PAGE
..........
A penetrating analysis by Adam Smith on our love of praiseworthiness as distinct from our love of praise. This is a crucial passage from the Theory of Moral Sentiments ("On the Sense of Duty", II):
Chap.
II
Of the love of Praise, and of that of Praise-worthiness; and of the dread of Blame, and of that of Blame-worthiness
Of the love of Praise, and of that of Praise-worthiness; and of the dread of Blame, and of that of Blame-worthiness
Man naturally desires, not only to be loved, but to be lovely; or to be that thing which is the natural and proper object of love. He naturally dreads, not only to be hated, but to be hateful; or to be that thing which is the natural and proper object of hatred. He desires, not only praise, but praise-worthiness; or to be that thing which, though it should be praised by nobody, is, however, the natural and proper object of praise. He dreads, not only blame, but blame-worthiness; or to be that thing which, though it should be blamed by nobody, is, however, the natural and proper object of blame.
The love of praise-worthiness is by no means derived altogether from the love of praise. Those two principles, though they resemble one another, though they are connected, and often blended with one another, are yet, in many respects, distinct and independent of one another.
..........
GIVEN DATA
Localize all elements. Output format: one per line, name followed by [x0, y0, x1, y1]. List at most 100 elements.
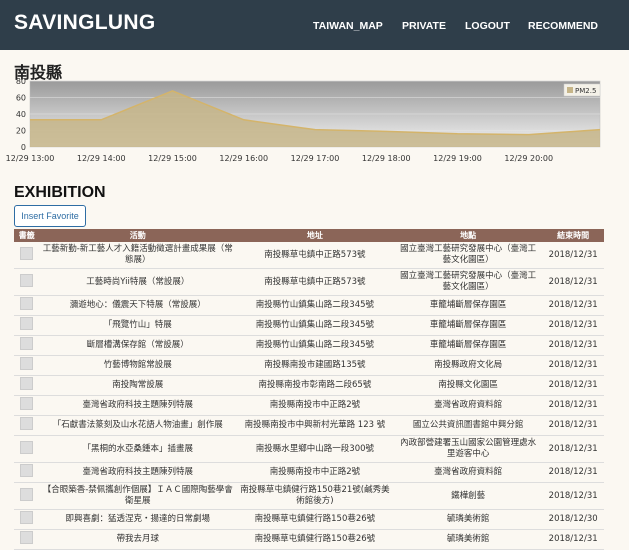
..........
WHAT THIS EXERCISE ASKS
[A] Say whether each statement agrees with the Adam Smith passage on praise and praise-worthiness, answering yes or no and quoting the words of the passage that decide it. (i) Man naturally desires to be lovely as well as to be loved. (ii) The love of praise-worthiness comes entirely from the love of praise. (iii) A thing that nobody blames cannot be the proper object of blame.
[B] Which two principles does the Adam Smith passage on praise and praise-worthiness call distinct and independent even though they resemble one another?
[C] Continue the Adam Smith passage on praise and praise-worthiness, starting after its last sentence.

ANSWERS BY TASK
[A]
(i) Yes: "Man naturally desires, not only to be loved, but to be lovely"
(ii) No: "The love of praise-worthiness is by no means derived altogether from the love of praise."
(iii) No: "to be that thing which, though it should be blamed by nobody, is, however, the natural and proper object of blame"

[B] The love of praise-worthiness and the love of praise.

[C]
The love and admiration which we naturally conceive for those whose character and conduct we approve of, necessarily dispose us to desire to become ourselves the objects of the like agreeable sentiments, and to be as amiable and as admirable as those whom we love and admire the most. Emulation, the anxious desire that we ourselves shoul excel, is originally founded in our admiration of the excellence of others. Neither can we be satisfied with being merely admired for what other people are admired. We must at least believe ourselves to be admirable for what they are admirable. But, in order to attain this satisfaction, we must become the impartial spectators of our own character and conduct. We must endeavour to view them with the eyes of other people, or as other people are likely to view them. When seen in this light, if they appear to us as we wish, we are happy and contented. But it greatly confirms this happiness and contentment when we find that other people, viewing them with those very eyes with which we, in imagination only, were endeavouring to view them, see them precisely in the same light in which we ourselves had seen them. Their approbation necessarily confirms our own self-approbation. Their praise necessarily strengthens our own sense of our own praiseworthiness. In this case, so far is the love of praise-worthiness from being derived altogether from that of praise; that the love of praise seems, at least in a great measure, to be derived from that of praise-worthiness.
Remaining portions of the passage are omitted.